=== Directive ===
Exactly as written, print each record in the listing.

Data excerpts
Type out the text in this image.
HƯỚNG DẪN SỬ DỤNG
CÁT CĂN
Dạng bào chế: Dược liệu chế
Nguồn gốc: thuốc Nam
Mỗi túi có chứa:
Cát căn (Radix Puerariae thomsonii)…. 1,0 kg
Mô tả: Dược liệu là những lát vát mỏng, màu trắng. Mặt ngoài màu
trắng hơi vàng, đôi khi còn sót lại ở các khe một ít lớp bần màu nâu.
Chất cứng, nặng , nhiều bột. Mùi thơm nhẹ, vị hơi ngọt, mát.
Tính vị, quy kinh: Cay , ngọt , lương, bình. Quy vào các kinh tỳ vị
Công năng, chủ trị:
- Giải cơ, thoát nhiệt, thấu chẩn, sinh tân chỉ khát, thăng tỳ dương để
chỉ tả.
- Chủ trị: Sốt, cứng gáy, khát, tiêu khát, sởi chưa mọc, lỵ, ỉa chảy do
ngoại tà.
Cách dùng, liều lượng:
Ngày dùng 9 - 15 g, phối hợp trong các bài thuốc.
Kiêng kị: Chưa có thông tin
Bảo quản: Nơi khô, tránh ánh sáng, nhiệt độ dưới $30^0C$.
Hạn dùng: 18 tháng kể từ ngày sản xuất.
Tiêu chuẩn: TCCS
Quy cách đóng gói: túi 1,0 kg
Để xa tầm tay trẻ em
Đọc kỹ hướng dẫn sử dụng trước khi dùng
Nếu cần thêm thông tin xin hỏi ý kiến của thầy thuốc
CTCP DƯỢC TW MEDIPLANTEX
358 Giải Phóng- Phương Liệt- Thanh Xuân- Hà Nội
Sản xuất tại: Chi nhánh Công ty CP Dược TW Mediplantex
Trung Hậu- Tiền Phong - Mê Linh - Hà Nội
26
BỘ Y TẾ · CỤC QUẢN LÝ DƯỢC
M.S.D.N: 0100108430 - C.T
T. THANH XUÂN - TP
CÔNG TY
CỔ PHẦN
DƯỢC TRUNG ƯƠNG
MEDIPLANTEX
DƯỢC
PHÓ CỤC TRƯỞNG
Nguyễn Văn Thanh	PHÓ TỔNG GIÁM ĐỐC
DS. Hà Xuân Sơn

=== Task response ===
Type out the text in this image.
HƯỚNG DẪN SỬ DỤNG
CÁT CĂN
Dạng bào chế: Dược liệu chế
Nguồn gốc: thuốc Nam
Mỗi túi có chứa:
Cát căn (Radix Puerariae thomsonii)…. 1,0 kg
Mô tả: Dược liệu là những lát vát mỏng, màu trắng. Mặt ngoài màu
trắng hơi vàng, đôi khi còn sót lại ở các khe một ít lớp bần màu nâu.
Chất cứng, nặng , nhiều bột. Mùi thơm nhẹ, vị hơi ngọt, mát.
Tính vị, quy kinh: Cay , ngọt , lương, bình. Quy vào các kinh tỳ vị
Công năng, chủ trị:
- Giải cơ, thoát nhiệt, thấu chẩn, sinh tân chỉ khát, thăng tỳ dương để
chỉ tả.
- Chủ trị: Sốt, cứng gáy, khát, tiêu khát, sởi chưa mọc, lỵ, ỉa chảy do
ngoại tà.
Cách dùng, liều lượng:
Ngày dùng 9 - 15 g, phối hợp trong các bài thuốc.
Kiêng kị: Chưa có thông tin
Bảo quản: Nơi khô, tránh ánh sáng, nhiệt độ dưới $30^0C$.
Hạn dùng: 18 tháng kể từ ngày sản xuất.
Tiêu chuẩn: TCCS
Quy cách đóng gói: túi 1,0 kg
Để xa tầm tay trẻ em
Đọc kỹ hướng dẫn sử dụng trước khi dùng
Nếu cần thêm thông tin xin hỏi ý kiến của thầy thuốc
CTCP DƯỢC TW MEDIPLANTEX
358 Giải Phóng- Phương Liệt- Thanh Xuân- Hà Nội
Sản xuất tại: Chi nhánh Công ty CP Dược TW Mediplantex
Trung Hậu- Tiền Phong - Mê Linh - Hà Nội
26
BỘ Y TẾ · CỤC QUẢN LÝ DƯỢC
M.S.D.N: 0100108430 - C.T
T. THANH XUÂN - TP
CÔNG TY
CỔ PHẦN
DƯỢC TRUNG ƯƠNG
MEDIPLANTEX
DƯỢC
PHÓ CỤC TRƯỞNG
Nguyễn Văn Thanh	PHÓ TỔNG GIÁM ĐỐC
DS. Hà Xuân Sơn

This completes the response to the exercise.